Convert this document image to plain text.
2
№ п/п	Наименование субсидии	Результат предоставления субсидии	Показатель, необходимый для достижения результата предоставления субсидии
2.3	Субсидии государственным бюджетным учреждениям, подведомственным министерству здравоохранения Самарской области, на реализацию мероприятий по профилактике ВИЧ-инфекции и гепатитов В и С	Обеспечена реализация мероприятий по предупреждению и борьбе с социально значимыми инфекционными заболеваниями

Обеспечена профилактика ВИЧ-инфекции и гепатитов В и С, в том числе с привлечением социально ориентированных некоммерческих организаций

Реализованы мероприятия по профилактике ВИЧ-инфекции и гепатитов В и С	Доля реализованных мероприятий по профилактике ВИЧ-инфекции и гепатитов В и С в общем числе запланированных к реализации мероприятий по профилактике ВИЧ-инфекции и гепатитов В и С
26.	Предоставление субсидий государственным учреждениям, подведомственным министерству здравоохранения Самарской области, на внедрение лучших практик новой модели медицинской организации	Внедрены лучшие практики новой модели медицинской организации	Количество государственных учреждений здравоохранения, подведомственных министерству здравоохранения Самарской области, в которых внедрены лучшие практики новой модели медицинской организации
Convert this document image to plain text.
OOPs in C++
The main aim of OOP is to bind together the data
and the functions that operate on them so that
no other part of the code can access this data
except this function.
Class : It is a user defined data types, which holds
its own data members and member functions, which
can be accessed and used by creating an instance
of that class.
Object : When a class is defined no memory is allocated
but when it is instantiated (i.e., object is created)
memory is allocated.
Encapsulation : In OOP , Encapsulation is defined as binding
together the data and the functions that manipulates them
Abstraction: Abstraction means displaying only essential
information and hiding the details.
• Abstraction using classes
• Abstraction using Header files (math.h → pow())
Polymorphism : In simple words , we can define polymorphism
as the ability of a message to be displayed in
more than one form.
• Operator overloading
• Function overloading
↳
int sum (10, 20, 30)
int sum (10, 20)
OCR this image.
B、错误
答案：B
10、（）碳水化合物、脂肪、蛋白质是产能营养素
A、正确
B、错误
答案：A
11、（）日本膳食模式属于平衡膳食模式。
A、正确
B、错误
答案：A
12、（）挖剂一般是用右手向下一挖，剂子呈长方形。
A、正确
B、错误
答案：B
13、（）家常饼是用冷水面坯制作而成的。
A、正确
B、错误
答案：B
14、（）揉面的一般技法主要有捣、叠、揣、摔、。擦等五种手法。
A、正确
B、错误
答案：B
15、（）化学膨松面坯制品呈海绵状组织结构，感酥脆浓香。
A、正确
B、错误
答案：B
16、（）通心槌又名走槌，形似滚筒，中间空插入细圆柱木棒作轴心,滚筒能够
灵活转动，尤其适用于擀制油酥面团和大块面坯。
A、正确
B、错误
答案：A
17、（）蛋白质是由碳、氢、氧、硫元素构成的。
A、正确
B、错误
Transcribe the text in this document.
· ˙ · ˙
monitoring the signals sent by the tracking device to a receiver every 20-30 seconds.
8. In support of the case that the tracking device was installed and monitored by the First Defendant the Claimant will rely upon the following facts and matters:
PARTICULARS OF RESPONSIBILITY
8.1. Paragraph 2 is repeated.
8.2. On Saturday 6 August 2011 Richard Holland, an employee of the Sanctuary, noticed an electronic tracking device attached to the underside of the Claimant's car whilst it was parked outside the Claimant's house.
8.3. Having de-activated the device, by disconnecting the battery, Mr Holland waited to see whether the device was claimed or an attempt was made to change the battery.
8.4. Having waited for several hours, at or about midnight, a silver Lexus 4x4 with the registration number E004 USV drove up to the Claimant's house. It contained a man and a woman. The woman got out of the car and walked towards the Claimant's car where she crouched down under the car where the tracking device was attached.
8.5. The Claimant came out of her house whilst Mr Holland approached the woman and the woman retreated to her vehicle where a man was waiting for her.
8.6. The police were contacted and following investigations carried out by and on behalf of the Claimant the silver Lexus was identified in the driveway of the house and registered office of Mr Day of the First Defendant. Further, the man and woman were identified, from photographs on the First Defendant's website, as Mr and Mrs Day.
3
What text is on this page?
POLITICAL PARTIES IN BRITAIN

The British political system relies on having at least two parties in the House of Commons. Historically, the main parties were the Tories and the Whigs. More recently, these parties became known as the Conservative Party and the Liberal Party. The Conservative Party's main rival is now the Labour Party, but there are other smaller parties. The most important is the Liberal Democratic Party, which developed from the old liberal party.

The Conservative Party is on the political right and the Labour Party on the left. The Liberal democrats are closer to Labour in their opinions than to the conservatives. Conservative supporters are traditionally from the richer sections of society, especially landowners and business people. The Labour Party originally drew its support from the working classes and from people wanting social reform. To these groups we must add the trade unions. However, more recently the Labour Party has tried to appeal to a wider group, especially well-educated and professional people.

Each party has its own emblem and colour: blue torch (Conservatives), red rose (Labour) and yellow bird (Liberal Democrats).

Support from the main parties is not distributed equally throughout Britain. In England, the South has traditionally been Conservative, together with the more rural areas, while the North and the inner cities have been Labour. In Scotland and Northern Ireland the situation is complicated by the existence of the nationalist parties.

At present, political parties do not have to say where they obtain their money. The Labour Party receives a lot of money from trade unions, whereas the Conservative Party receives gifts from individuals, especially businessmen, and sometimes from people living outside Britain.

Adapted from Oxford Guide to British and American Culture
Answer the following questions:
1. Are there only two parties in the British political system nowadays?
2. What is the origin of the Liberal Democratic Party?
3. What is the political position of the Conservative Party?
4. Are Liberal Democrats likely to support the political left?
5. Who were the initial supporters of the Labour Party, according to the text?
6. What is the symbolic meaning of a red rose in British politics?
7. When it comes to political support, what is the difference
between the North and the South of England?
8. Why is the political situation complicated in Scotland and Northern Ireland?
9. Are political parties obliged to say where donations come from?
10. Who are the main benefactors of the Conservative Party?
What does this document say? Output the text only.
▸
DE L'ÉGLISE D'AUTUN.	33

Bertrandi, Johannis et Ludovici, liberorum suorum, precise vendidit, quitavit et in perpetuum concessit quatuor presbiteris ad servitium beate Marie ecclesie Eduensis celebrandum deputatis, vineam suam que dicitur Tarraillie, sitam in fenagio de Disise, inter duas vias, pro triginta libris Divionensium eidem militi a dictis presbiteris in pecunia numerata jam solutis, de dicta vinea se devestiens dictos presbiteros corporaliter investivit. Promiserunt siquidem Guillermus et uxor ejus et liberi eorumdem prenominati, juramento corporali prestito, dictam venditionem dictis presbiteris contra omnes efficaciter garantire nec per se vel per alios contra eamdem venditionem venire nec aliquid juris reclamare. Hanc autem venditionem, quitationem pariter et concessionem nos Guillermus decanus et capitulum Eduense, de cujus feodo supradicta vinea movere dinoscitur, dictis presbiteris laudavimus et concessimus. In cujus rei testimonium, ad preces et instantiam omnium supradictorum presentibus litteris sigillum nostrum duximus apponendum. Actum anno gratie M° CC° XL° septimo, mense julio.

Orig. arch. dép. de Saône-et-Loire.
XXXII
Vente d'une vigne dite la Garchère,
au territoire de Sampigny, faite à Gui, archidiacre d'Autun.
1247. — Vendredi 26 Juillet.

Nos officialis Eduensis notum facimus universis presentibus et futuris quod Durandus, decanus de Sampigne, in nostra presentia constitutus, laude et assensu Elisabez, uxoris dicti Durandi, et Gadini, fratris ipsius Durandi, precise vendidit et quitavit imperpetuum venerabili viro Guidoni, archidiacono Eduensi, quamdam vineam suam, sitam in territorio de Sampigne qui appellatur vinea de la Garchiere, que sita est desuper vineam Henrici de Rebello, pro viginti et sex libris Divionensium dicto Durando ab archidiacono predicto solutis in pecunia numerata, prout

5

:::::

(INSTRUCTIONS TO FOLLOW) Extract the data exactly as given.

(TASK RESPONSE)
Convert this document image to plain text.
2
№ п/п	Наименование субсидии	Результат предоставления субсидии	Показатель, необходимый для достижения результата предоставления субсидии
2.3	Субсидии государственным бюджетным учреждениям, подведомственным министерству здравоохранения Самарской области, на реализацию мероприятий по профилактике ВИЧ-инфекции и гепатитов В и С	Обеспечена реализация мероприятий по предупреждению и борьбе с социально значимыми инфекционными заболеваниями

Обеспечена профилактика ВИЧ-инфекции и гепатитов В и С, в том числе с привлечением социально ориентированных некоммерческих организаций

Реализованы мероприятия по профилактике ВИЧ-инфекции и гепатитов В и С	Доля реализованных мероприятий по профилактике ВИЧ-инфекции и гепатитов В и С в общем числе запланированных к реализации мероприятий по профилактике ВИЧ-инфекции и гепатитов В и С
26.	Предоставление субсидий государственным учреждениям, подведомственным министерству здравоохранения Самарской области, на внедрение лучших практик новой модели медицинской организации	Внедрены лучшие практики новой модели медицинской организации	Количество государственных учреждений здравоохранения, подведомственных министерству здравоохранения Самарской области, в которых внедрены лучшие практики новой модели медицинской организации
Convert this document image to plain text.
OOPs in C++
The main aim of OOP is to bind together the data
and the functions that operate on them so that
no other part of the code can access this data
except this function.
Class : It is a user defined data types, which holds
its own data members and member functions, which
can be accessed and used by creating an instance
of that class.
Object : When a class is defined no memory is allocated
but when it is instantiated (i.e., object is created)
memory is allocated.
Encapsulation : In OOP , Encapsulation is defined as binding
together the data and the functions that manipulates them
Abstraction: Abstraction means displaying only essential
information and hiding the details.
• Abstraction using classes
• Abstraction using Header files (math.h → pow())
Polymorphism : In simple words , we can define polymorphism
as the ability of a message to be displayed in
more than one form.
• Operator overloading
• Function overloading
↳
int sum (10, 20, 30)
int sum (10, 20)
OCR this image.
B、错误
答案：B
10、（）碳水化合物、脂肪、蛋白质是产能营养素
A、正确
B、错误
答案：A
11、（）日本膳食模式属于平衡膳食模式。
A、正确
B、错误
答案：A
12、（）挖剂一般是用右手向下一挖，剂子呈长方形。
A、正确
B、错误
答案：B
13、（）家常饼是用冷水面坯制作而成的。
A、正确
B、错误
答案：B
14、（）揉面的一般技法主要有捣、叠、揣、摔、。擦等五种手法。
A、正确
B、错误
答案：B
15、（）化学膨松面坯制品呈海绵状组织结构，感酥脆浓香。
A、正确
B、错误
答案：B
16、（）通心槌又名走槌，形似滚筒，中间空插入细圆柱木棒作轴心,滚筒能够
灵活转动，尤其适用于擀制油酥面团和大块面坯。
A、正确
B、错误
答案：A
17、（）蛋白质是由碳、氢、氧、硫元素构成的。
A、正确
B、错误
Transcribe the text in this document.
· ˙ · ˙
monitoring the signals sent by the tracking device to a receiver every 20-30 seconds.
8. In support of the case that the tracking device was installed and monitored by the First Defendant the Claimant will rely upon the following facts and matters:
PARTICULARS OF RESPONSIBILITY
8.1. Paragraph 2 is repeated.
8.2. On Saturday 6 August 2011 Richard Holland, an employee of the Sanctuary, noticed an electronic tracking device attached to the underside of the Claimant's car whilst it was parked outside the Claimant's house.
8.3. Having de-activated the device, by disconnecting the battery, Mr Holland waited to see whether the device was claimed or an attempt was made to change the battery.
8.4. Having waited for several hours, at or about midnight, a silver Lexus 4x4 with the registration number E004 USV drove up to the Claimant's house. It contained a man and a woman. The woman got out of the car and walked towards the Claimant's car where she crouched down under the car where the tracking device was attached.
8.5. The Claimant came out of her house whilst Mr Holland approached the woman and the woman retreated to her vehicle where a man was waiting for her.
8.6. The police were contacted and following investigations carried out by and on behalf of the Claimant the silver Lexus was identified in the driveway of the house and registered office of Mr Day of the First Defendant. Further, the man and woman were identified, from photographs on the First Defendant's website, as Mr and Mrs Day.
3
What text is on this page?
POLITICAL PARTIES IN BRITAIN

The British political system relies on having at least two parties in the House of Commons. Historically, the main parties were the Tories and the Whigs. More recently, these parties became known as the Conservative Party and the Liberal Party. The Conservative Party's main rival is now the Labour Party, but there are other smaller parties. The most important is the Liberal Democratic Party, which developed from the old liberal party.

The Conservative Party is on the political right and the Labour Party on the left. The Liberal democrats are closer to Labour in their opinions than to the conservatives. Conservative supporters are traditionally from the richer sections of society, especially landowners and business people. The Labour Party originally drew its support from the working classes and from people wanting social reform. To these groups we must add the trade unions. However, more recently the Labour Party has tried to appeal to a wider group, especially well-educated and professional people.

Each party has its own emblem and colour: blue torch (Conservatives), red rose (Labour) and yellow bird (Liberal Democrats).

Support from the main parties is not distributed equally throughout Britain. In England, the South has traditionally been Conservative, together with the more rural areas, while the North and the inner cities have been Labour. In Scotland and Northern Ireland the situation is complicated by the existence of the nationalist parties.

At present, political parties do not have to say where they obtain their money. The Labour Party receives a lot of money from trade unions, whereas the Conservative Party receives gifts from individuals, especially businessmen, and sometimes from people living outside Britain.

Adapted from Oxford Guide to British and American Culture
Answer the following questions:
1. Are there only two parties in the British political system nowadays?
2. What is the origin of the Liberal Democratic Party?
3. What is the political position of the Conservative Party?
4. Are Liberal Democrats likely to support the political left?
5. Who were the initial supporters of the Labour Party, according to the text?
6. What is the symbolic meaning of a red rose in British politics?
7. When it comes to political support, what is the difference
between the North and the South of England?
8. Why is the political situation complicated in Scotland and Northern Ireland?
9. Are political parties obliged to say where donations come from?
10. Who are the main benefactors of the Conservative Party?
What does this document say? Output the text only.
▸
DE L'ÉGLISE D'AUTUN.	33

Bertrandi, Johannis et Ludovici, liberorum suorum, precise vendidit, quitavit et in perpetuum concessit quatuor presbiteris ad servitium beate Marie ecclesie Eduensis celebrandum deputatis, vineam suam que dicitur Tarraillie, sitam in fenagio de Disise, inter duas vias, pro triginta libris Divionensium eidem militi a dictis presbiteris in pecunia numerata jam solutis, de dicta vinea se devestiens dictos presbiteros corporaliter investivit. Promiserunt siquidem Guillermus et uxor ejus et liberi eorumdem prenominati, juramento corporali prestito, dictam venditionem dictis presbiteris contra omnes efficaciter garantire nec per se vel per alios contra eamdem venditionem venire nec aliquid juris reclamare. Hanc autem venditionem, quitationem pariter et concessionem nos Guillermus decanus et capitulum Eduense, de cujus feodo supradicta vinea movere dinoscitur, dictis presbiteris laudavimus et concessimus. In cujus rei testimonium, ad preces et instantiam omnium supradictorum presentibus litteris sigillum nostrum duximus apponendum. Actum anno gratie M° CC° XL° septimo, mense julio.

Orig. arch. dép. de Saône-et-Loire.
XXXII
Vente d'une vigne dite la Garchère,
au territoire de Sampigny, faite à Gui, archidiacre d'Autun.
1247. — Vendredi 26 Juillet.

Nos officialis Eduensis notum facimus universis presentibus et futuris quod Durandus, decanus de Sampigne, in nostra presentia constitutus, laude et assensu Elisabez, uxoris dicti Durandi, et Gadini, fratris ipsius Durandi, precise vendidit et quitavit imperpetuum venerabili viro Guidoni, archidiacono Eduensi, quamdam vineam suam, sitam in territorio de Sampigne qui appellatur vinea de la Garchiere, que sita est desuper vineam Henrici de Rebello, pro viginti et sex libris Divionensium dicto Durando ab archidiacono predicto solutis in pecunia numerata, prout

5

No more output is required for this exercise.